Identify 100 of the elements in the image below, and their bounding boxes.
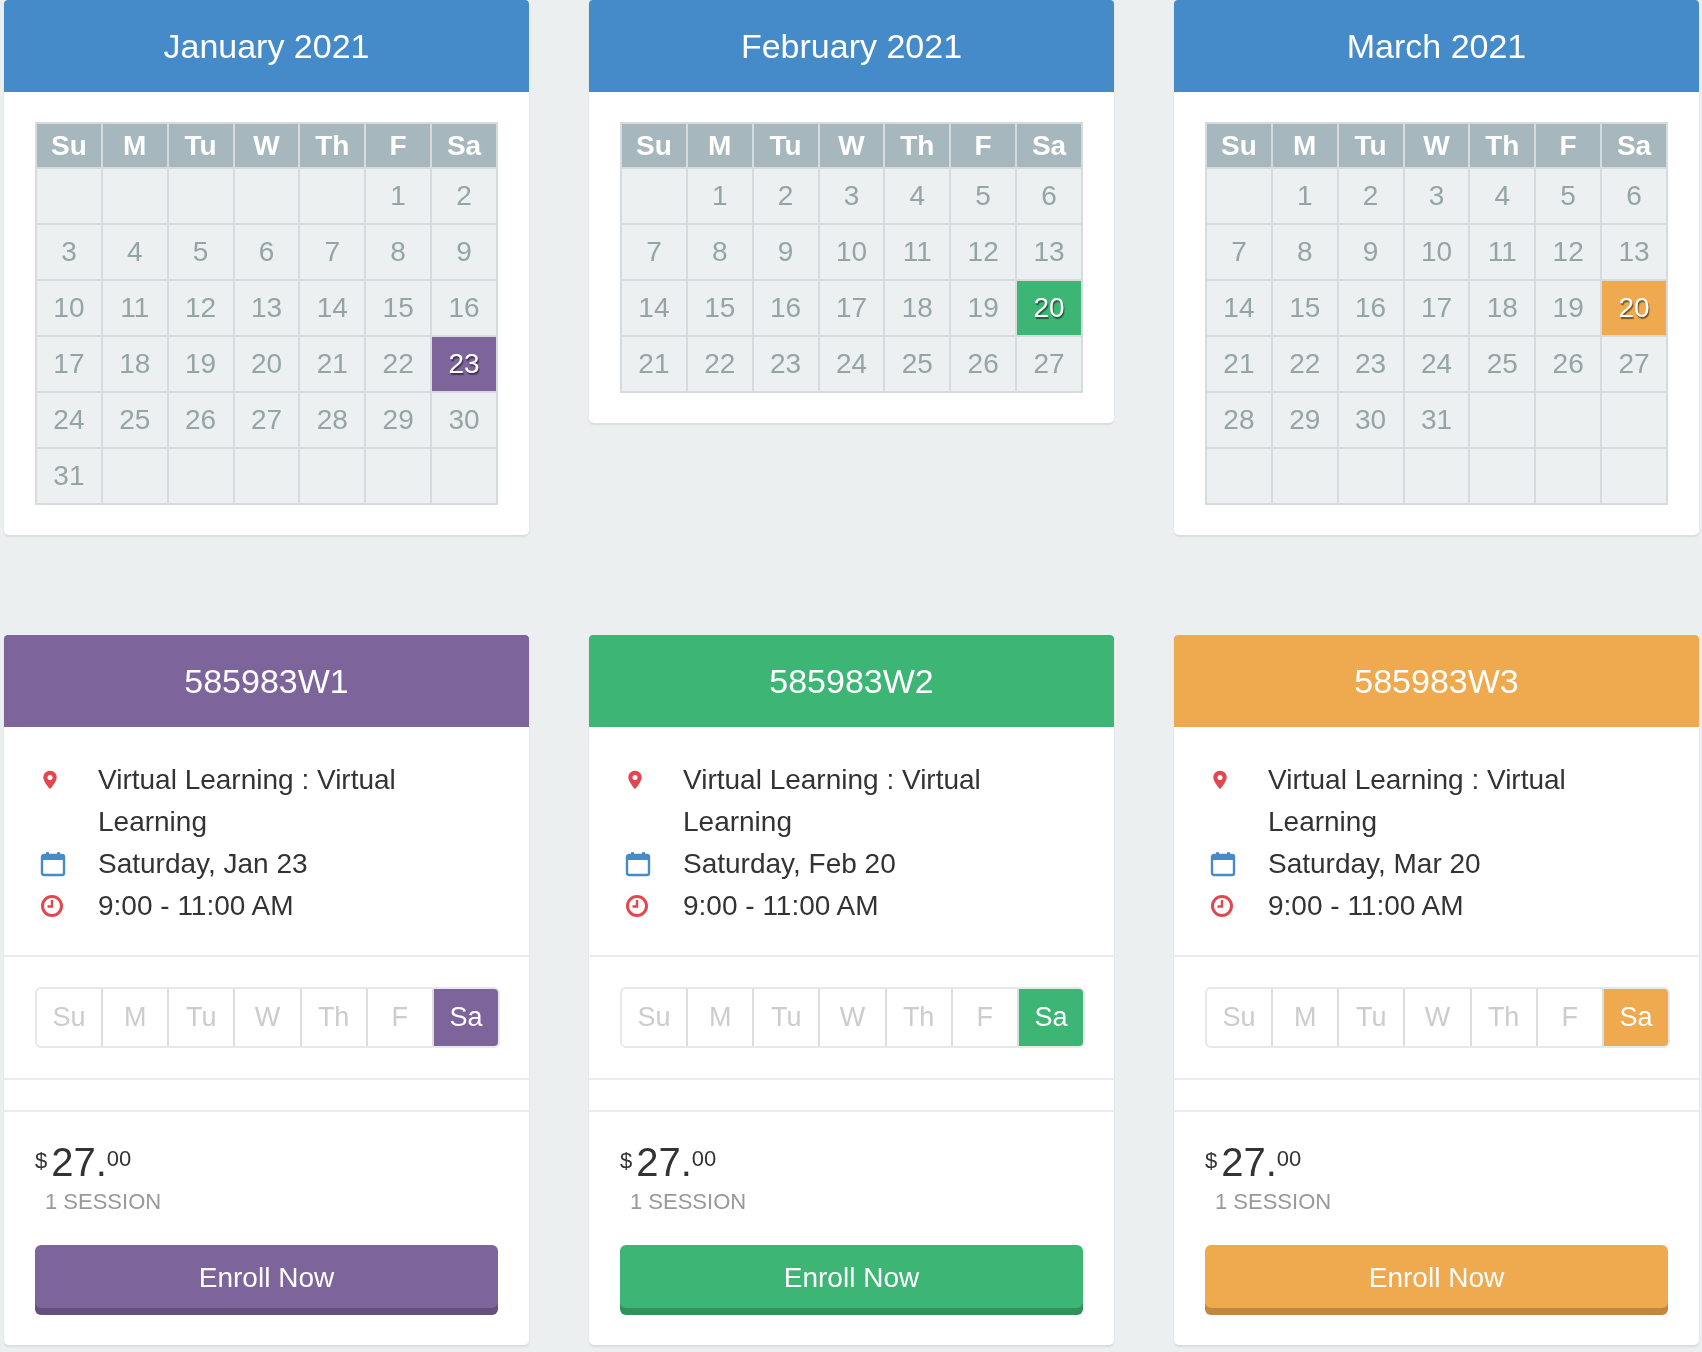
calendar-day[interactable]: 27 <box>1601 336 1667 392</box>
calendar-day[interactable]: 3 <box>1403 168 1470 224</box>
calendar-day[interactable]: 11 <box>884 224 951 280</box>
calendar-day[interactable]: 13 <box>233 280 300 336</box>
calendar-day[interactable]: 14 <box>1206 280 1272 336</box>
calendar-day[interactable]: 20 <box>233 336 300 392</box>
calendar-day[interactable]: 16 <box>752 280 819 336</box>
calendar-day[interactable]: 6 <box>233 224 300 280</box>
calendar-day[interactable]: 12 <box>1535 224 1602 280</box>
calendar-day[interactable]: 6 <box>1601 168 1667 224</box>
calendar-day[interactable]: 21 <box>299 336 366 392</box>
calendar-day[interactable]: 20 <box>1601 280 1667 336</box>
calendar-day[interactable]: 13 <box>1016 224 1082 280</box>
price-amount: 27. <box>1221 1140 1277 1185</box>
calendar-day[interactable]: 6 <box>1016 168 1082 224</box>
weekday-toggle[interactable]: Sa <box>433 989 498 1046</box>
calendar-day[interactable]: 10 <box>36 280 102 336</box>
calendar-day[interactable]: 12 <box>950 224 1017 280</box>
enroll-button[interactable]: Enroll Now <box>1205 1245 1668 1315</box>
calendar-day[interactable]: 4 <box>1469 168 1536 224</box>
calendar-day[interactable]: 22 <box>686 336 753 392</box>
calendar-day[interactable]: 21 <box>1206 336 1272 392</box>
calendar-day[interactable]: 25 <box>101 392 168 448</box>
calendar-day[interactable]: 31 <box>1403 392 1470 448</box>
calendar-day[interactable]: 3 <box>36 224 102 280</box>
calendar-day[interactable]: 8 <box>686 224 753 280</box>
calendar-day[interactable]: 28 <box>1206 392 1272 448</box>
calendar-day[interactable]: 17 <box>1403 280 1470 336</box>
calendar-day[interactable]: 25 <box>1469 336 1536 392</box>
calendar-day[interactable]: 10 <box>818 224 885 280</box>
calendar-day[interactable]: 11 <box>1469 224 1536 280</box>
calendar-day[interactable]: 4 <box>101 224 168 280</box>
weekday-toggle[interactable]: Sa <box>1018 989 1083 1046</box>
calendar-day[interactable]: 23 <box>752 336 819 392</box>
calendar-day[interactable]: 1 <box>686 168 753 224</box>
calendar-day[interactable]: 27 <box>1016 336 1082 392</box>
calendar-day[interactable]: 30 <box>1337 392 1404 448</box>
calendar-day[interactable]: 19 <box>950 280 1017 336</box>
calendar-day[interactable]: 30 <box>431 392 497 448</box>
calendar-day[interactable]: 22 <box>365 336 432 392</box>
calendar-day[interactable]: 9 <box>1337 224 1404 280</box>
calendar-day[interactable]: 1 <box>365 168 432 224</box>
weekday-header: Su <box>36 123 102 168</box>
calendar-day[interactable]: 2 <box>752 168 819 224</box>
calendar-day[interactable]: 5 <box>167 224 234 280</box>
calendar-day[interactable]: 4 <box>884 168 951 224</box>
calendar-day[interactable]: 8 <box>1271 224 1338 280</box>
calendar-day[interactable]: 1 <box>1271 168 1338 224</box>
weekday-toggle[interactable]: Sa <box>1603 989 1668 1046</box>
weekday-header: Tu <box>752 123 819 168</box>
calendar-day[interactable]: 31 <box>36 448 102 504</box>
calendar-day[interactable]: 29 <box>1271 392 1338 448</box>
calendar-day[interactable]: 14 <box>299 280 366 336</box>
calendar-day[interactable]: 8 <box>365 224 432 280</box>
calendar-day[interactable]: 19 <box>167 336 234 392</box>
calendar-day[interactable]: 17 <box>36 336 102 392</box>
calendar-day[interactable]: 19 <box>1535 280 1602 336</box>
calendar-day[interactable]: 25 <box>884 336 951 392</box>
calendar-day[interactable]: 23 <box>1337 336 1404 392</box>
calendar-day[interactable]: 26 <box>950 336 1017 392</box>
calendar-day[interactable]: 12 <box>167 280 234 336</box>
calendar-day[interactable]: 3 <box>818 168 885 224</box>
calendar-icon <box>40 851 66 877</box>
calendar-day[interactable]: 16 <box>431 280 497 336</box>
calendar-day[interactable]: 24 <box>818 336 885 392</box>
calendar-day[interactable]: 13 <box>1601 224 1667 280</box>
calendar-day[interactable]: 20 <box>1016 280 1082 336</box>
calendar-day[interactable]: 10 <box>1403 224 1470 280</box>
calendar-day[interactable]: 18 <box>884 280 951 336</box>
calendar-day[interactable]: 7 <box>1206 224 1272 280</box>
calendar-day[interactable]: 17 <box>818 280 885 336</box>
calendar-day[interactable]: 9 <box>752 224 819 280</box>
calendar-day[interactable]: 14 <box>621 280 687 336</box>
calendar-day[interactable]: 28 <box>299 392 366 448</box>
calendar-day[interactable]: 2 <box>431 168 497 224</box>
calendar-day[interactable]: 18 <box>101 336 168 392</box>
calendar-day[interactable]: 24 <box>1403 336 1470 392</box>
calendar-day[interactable]: 2 <box>1337 168 1404 224</box>
enroll-button[interactable]: Enroll Now <box>35 1245 498 1315</box>
calendar-day[interactable]: 16 <box>1337 280 1404 336</box>
calendar-day[interactable]: 9 <box>431 224 497 280</box>
calendar-day[interactable]: 18 <box>1469 280 1536 336</box>
calendar-day[interactable]: 23 <box>431 336 497 392</box>
calendar-day[interactable]: 5 <box>1535 168 1602 224</box>
calendar-day[interactable]: 27 <box>233 392 300 448</box>
calendar-day[interactable]: 26 <box>167 392 234 448</box>
calendar-day[interactable]: 5 <box>950 168 1017 224</box>
calendar-day[interactable]: 15 <box>1271 280 1338 336</box>
calendar-day[interactable]: 7 <box>621 224 687 280</box>
calendar-day[interactable]: 15 <box>365 280 432 336</box>
calendar-day[interactable]: 22 <box>1271 336 1338 392</box>
calendar-day[interactable]: 11 <box>101 280 168 336</box>
enroll-button[interactable]: Enroll Now <box>620 1245 1083 1315</box>
calendar-day[interactable]: 21 <box>621 336 687 392</box>
calendar-day[interactable]: 7 <box>299 224 366 280</box>
calendar-day[interactable]: 29 <box>365 392 432 448</box>
calendar-day[interactable]: 15 <box>686 280 753 336</box>
calendar-day[interactable]: 24 <box>36 392 102 448</box>
weekday-header: Sa <box>1601 123 1667 168</box>
calendar-day[interactable]: 26 <box>1535 336 1602 392</box>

◆ **Task**
Please return the lines from the one that contains "calendar-day[interactable]: 27 <box>1601" through the one that contains "calendar-day[interactable]: 8 <box>686", both included, copied exactly.

◆ **Reply**
calendar-day[interactable]: 27 <box>1601 336 1667 392</box>
calendar-day[interactable]: 3 <box>1403 168 1470 224</box>
calendar-day[interactable]: 11 <box>884 224 951 280</box>
calendar-day[interactable]: 13 <box>233 280 300 336</box>
calendar-day[interactable]: 14 <box>1206 280 1272 336</box>
calendar-day[interactable]: 20 <box>233 336 300 392</box>
calendar-day[interactable]: 16 <box>752 280 819 336</box>
calendar-day[interactable]: 6 <box>233 224 300 280</box>
calendar-day[interactable]: 12 <box>1535 224 1602 280</box>
calendar-day[interactable]: 6 <box>1601 168 1667 224</box>
calendar-day[interactable]: 21 <box>299 336 366 392</box>
calendar-day[interactable]: 20 <box>1601 280 1667 336</box>
calendar-day[interactable]: 13 <box>1016 224 1082 280</box>
price-amount: 27. <box>1221 1140 1277 1185</box>
calendar-day[interactable]: 6 <box>1016 168 1082 224</box>
weekday-toggle[interactable]: Sa <box>433 989 498 1046</box>
calendar-day[interactable]: 10 <box>36 280 102 336</box>
calendar-day[interactable]: 12 <box>950 224 1017 280</box>
enroll-button[interactable]: Enroll Now <box>1205 1245 1668 1315</box>
calendar-day[interactable]: 4 <box>1469 168 1536 224</box>
calendar-day[interactable]: 22 <box>686 336 753 392</box>
calendar-day[interactable]: 21 <box>1206 336 1272 392</box>
calendar-day[interactable]: 25 <box>101 392 168 448</box>
calendar-day[interactable]: 31 <box>1403 392 1470 448</box>
calendar-day[interactable]: 3 <box>36 224 102 280</box>
calendar-day[interactable]: 8 <box>686 224 753 280</box>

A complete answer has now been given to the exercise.